**WORK TO COMPLETE**. Within the records below, find each line that holds the string "sources", then copy it.

**RECORDS FOR PROCESSING**.
* BEGIN *

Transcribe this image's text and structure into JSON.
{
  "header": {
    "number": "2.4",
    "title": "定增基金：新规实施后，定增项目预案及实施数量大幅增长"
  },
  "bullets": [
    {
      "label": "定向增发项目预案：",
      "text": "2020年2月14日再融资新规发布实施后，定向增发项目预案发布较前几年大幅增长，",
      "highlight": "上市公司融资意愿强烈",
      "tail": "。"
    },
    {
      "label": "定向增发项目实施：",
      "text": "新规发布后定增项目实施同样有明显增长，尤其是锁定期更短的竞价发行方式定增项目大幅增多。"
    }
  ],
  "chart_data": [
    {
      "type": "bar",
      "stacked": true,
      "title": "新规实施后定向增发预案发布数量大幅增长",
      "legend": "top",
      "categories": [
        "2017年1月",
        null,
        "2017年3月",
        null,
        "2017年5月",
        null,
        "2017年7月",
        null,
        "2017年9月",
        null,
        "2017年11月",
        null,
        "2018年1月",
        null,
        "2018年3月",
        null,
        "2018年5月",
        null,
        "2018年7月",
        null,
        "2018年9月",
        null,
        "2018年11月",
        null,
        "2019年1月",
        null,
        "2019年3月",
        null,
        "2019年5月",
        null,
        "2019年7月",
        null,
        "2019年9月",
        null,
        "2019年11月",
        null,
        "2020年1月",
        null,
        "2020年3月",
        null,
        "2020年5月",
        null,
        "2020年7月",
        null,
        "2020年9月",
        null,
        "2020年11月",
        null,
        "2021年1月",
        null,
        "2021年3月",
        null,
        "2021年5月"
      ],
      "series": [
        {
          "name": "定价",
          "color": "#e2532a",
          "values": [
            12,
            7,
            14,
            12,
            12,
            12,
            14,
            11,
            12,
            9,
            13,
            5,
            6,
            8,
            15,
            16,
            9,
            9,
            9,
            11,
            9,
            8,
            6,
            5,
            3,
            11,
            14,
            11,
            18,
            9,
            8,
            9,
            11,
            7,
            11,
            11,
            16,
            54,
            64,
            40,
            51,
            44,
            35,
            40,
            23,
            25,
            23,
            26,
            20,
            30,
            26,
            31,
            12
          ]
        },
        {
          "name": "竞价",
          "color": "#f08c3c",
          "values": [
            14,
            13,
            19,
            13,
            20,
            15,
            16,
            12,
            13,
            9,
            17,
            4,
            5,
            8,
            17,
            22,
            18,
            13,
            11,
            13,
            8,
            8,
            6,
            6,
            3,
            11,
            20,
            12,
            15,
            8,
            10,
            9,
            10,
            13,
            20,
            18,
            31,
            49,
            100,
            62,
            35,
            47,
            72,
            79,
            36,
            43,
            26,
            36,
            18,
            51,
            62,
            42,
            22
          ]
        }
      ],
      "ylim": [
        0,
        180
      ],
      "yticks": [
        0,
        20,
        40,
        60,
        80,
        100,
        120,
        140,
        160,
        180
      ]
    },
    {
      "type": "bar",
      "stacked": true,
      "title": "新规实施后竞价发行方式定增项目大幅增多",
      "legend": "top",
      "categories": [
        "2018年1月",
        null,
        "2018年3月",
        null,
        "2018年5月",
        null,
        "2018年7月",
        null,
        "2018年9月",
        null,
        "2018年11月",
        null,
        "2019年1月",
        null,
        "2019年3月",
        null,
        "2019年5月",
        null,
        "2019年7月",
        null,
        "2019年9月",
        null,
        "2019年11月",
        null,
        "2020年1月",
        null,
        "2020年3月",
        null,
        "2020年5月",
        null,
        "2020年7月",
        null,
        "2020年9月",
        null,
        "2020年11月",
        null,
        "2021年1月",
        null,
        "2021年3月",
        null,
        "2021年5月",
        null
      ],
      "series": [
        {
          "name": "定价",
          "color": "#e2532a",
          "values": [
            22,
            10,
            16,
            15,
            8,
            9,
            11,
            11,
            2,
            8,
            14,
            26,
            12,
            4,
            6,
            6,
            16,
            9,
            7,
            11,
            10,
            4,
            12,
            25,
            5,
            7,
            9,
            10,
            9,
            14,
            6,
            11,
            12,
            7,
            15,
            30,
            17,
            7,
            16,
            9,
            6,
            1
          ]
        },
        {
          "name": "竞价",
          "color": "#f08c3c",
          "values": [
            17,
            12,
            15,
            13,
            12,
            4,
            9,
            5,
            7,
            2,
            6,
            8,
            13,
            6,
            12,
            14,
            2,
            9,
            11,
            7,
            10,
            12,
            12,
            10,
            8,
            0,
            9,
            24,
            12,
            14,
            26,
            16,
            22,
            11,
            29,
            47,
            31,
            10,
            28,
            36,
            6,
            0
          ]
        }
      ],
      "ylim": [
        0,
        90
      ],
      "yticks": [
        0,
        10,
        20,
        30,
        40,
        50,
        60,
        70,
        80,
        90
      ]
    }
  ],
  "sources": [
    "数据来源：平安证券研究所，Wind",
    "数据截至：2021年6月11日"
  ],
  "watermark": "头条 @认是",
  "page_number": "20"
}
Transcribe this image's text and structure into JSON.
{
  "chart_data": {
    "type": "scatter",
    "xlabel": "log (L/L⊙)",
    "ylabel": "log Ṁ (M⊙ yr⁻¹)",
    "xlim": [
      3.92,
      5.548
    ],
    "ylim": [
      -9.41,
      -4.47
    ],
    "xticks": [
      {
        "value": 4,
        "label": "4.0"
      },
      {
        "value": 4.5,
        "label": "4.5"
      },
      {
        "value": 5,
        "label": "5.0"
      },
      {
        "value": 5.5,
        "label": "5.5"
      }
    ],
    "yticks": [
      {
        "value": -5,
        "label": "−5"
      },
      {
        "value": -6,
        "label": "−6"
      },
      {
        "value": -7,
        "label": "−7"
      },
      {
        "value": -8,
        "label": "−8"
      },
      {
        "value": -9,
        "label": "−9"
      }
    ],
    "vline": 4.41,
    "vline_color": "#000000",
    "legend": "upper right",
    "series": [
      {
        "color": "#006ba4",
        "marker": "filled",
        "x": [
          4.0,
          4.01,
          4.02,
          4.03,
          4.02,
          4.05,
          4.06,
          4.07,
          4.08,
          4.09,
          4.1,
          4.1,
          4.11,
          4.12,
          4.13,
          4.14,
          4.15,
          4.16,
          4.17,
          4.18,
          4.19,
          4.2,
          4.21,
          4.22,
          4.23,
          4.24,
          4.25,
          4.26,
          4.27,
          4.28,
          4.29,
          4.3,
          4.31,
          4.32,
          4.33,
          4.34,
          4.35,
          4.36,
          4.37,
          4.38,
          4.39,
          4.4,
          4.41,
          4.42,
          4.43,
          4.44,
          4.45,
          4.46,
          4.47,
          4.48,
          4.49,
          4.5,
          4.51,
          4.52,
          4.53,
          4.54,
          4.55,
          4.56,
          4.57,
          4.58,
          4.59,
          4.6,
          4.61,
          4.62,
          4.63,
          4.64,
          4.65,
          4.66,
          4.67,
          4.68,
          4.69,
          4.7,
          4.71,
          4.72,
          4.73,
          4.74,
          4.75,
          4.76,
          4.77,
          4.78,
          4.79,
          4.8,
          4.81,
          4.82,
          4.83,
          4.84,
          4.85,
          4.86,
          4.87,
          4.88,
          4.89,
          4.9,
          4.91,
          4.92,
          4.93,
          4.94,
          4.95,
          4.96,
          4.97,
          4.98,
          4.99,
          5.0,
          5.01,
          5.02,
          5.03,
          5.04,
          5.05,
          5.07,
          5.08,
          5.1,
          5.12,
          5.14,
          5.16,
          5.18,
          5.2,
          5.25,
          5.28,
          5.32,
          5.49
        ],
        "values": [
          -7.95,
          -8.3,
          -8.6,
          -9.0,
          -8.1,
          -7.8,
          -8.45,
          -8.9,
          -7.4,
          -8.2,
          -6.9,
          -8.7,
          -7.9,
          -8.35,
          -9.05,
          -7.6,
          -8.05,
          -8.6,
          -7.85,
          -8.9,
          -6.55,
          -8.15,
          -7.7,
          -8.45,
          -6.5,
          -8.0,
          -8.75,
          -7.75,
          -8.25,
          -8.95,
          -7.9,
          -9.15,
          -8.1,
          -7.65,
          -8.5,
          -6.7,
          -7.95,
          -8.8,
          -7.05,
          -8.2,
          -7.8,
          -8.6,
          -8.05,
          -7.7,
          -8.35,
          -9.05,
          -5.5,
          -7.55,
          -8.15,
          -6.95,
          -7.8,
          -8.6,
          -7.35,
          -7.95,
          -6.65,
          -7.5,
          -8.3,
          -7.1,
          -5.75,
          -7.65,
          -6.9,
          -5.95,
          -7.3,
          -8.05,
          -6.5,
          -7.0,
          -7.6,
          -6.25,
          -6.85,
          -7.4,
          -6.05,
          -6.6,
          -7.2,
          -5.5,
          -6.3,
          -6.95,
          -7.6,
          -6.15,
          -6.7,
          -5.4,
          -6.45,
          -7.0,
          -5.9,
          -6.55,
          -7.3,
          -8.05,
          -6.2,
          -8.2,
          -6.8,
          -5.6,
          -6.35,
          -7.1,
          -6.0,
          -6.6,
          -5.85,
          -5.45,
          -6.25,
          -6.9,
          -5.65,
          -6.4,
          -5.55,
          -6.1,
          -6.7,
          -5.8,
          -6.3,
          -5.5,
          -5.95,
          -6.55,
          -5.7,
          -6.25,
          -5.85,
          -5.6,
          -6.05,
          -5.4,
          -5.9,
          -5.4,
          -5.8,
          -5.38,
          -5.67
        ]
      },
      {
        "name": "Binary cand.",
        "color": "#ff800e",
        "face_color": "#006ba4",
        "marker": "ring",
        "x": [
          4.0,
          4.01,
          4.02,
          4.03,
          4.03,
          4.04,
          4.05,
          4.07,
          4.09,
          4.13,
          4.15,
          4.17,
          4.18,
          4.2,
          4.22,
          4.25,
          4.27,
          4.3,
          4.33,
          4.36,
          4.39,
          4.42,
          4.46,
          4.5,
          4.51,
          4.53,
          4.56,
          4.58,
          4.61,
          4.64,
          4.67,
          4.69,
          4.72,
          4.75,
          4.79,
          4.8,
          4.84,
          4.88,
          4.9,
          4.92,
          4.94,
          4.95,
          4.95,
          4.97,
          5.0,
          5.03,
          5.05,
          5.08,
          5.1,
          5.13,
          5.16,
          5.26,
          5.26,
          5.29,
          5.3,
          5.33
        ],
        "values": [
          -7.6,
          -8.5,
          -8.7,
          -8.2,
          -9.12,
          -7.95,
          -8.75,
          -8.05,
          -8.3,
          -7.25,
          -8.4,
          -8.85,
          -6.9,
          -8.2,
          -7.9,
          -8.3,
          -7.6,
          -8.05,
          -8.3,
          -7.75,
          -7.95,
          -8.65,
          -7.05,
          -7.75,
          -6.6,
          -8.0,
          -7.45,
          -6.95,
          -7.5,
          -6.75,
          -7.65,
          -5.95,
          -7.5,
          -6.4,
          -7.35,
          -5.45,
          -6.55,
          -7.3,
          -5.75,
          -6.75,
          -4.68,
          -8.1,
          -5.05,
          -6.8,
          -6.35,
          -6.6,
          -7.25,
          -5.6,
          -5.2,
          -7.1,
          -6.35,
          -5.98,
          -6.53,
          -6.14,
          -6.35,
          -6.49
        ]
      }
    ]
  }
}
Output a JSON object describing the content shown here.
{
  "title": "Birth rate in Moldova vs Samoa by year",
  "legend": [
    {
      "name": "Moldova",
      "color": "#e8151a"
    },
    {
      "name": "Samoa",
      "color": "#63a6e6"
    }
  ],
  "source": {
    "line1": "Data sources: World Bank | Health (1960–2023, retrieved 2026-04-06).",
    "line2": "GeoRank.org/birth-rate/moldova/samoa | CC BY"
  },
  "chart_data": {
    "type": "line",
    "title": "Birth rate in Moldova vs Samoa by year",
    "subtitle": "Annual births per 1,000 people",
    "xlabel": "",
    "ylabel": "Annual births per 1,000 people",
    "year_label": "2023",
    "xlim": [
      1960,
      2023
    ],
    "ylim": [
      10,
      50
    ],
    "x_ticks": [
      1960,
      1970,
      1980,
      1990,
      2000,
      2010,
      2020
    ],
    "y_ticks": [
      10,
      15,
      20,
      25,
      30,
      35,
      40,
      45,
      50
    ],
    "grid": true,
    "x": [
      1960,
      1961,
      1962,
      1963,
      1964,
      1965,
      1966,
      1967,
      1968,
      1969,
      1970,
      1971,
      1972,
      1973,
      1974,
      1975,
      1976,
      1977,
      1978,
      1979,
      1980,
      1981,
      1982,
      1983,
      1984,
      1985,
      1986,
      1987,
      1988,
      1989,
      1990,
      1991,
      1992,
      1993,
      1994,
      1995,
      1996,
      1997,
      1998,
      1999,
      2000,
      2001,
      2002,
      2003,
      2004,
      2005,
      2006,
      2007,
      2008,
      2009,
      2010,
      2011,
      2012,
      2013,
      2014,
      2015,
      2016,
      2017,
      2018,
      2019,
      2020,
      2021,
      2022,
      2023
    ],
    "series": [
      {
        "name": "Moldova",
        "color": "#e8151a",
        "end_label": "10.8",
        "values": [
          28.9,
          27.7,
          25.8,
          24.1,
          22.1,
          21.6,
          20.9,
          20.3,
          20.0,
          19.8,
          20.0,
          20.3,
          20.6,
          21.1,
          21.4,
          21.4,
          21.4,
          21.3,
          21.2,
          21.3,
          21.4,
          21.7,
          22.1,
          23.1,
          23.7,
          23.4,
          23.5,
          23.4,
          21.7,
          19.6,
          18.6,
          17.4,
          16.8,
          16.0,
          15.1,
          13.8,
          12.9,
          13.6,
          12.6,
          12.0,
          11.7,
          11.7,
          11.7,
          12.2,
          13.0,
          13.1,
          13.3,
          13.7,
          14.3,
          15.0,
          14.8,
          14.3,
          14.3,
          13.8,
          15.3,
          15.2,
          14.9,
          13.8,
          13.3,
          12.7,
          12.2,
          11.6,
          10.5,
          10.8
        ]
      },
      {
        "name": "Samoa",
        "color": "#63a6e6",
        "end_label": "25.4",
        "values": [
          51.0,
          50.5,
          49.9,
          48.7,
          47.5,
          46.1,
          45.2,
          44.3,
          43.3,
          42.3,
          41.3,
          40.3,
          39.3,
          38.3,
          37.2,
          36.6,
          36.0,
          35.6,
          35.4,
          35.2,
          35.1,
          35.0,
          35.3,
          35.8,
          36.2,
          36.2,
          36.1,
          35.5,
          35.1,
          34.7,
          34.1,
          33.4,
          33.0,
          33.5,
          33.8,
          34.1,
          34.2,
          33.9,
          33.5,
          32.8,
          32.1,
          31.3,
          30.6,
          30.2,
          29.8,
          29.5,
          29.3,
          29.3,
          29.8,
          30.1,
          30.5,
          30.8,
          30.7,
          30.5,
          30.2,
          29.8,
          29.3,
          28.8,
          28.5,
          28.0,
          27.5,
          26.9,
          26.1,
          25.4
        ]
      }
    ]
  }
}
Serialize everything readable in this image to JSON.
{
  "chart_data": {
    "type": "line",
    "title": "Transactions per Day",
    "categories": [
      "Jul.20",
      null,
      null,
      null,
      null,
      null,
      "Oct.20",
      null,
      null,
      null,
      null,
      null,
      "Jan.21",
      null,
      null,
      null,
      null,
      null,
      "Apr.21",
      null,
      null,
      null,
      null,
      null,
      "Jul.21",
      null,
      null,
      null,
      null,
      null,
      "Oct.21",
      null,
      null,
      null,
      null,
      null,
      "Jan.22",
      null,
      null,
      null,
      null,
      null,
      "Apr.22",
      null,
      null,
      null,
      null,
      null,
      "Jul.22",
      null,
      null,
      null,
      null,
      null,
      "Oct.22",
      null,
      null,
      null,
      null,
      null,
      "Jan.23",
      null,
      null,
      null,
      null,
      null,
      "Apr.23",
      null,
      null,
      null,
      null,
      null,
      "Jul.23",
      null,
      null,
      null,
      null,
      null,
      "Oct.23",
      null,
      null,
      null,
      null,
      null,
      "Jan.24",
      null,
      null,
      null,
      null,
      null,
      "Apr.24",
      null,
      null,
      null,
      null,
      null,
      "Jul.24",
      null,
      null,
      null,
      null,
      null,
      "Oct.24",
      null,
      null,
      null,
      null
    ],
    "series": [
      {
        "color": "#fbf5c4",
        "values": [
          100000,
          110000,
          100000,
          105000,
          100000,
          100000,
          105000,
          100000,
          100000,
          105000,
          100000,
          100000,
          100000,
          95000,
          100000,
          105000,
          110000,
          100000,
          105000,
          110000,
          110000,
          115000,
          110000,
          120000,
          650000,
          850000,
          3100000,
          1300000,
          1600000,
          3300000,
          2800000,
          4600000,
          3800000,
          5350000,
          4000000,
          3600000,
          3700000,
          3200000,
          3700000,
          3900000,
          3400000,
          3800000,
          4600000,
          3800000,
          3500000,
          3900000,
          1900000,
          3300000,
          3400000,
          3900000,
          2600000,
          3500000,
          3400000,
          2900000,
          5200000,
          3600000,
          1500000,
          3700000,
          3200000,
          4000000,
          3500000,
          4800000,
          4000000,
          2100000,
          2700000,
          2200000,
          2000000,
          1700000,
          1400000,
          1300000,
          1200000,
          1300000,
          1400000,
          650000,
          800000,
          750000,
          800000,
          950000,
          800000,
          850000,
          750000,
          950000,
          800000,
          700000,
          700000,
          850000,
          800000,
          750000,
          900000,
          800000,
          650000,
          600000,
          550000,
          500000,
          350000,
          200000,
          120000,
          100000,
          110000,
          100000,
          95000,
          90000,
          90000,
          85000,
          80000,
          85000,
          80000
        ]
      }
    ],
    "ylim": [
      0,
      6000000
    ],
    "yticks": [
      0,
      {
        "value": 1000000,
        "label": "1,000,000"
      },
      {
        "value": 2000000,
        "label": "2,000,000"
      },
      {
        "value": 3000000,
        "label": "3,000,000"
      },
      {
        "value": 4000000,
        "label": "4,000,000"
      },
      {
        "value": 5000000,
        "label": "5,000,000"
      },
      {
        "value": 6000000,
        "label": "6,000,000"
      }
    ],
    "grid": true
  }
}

* END *

**RESULT FOR THIS EXERCISE**.
  "sources": [
    "line1": "Data sources: World Bank | Health (1960–2023, retrieved 2026-04-06).",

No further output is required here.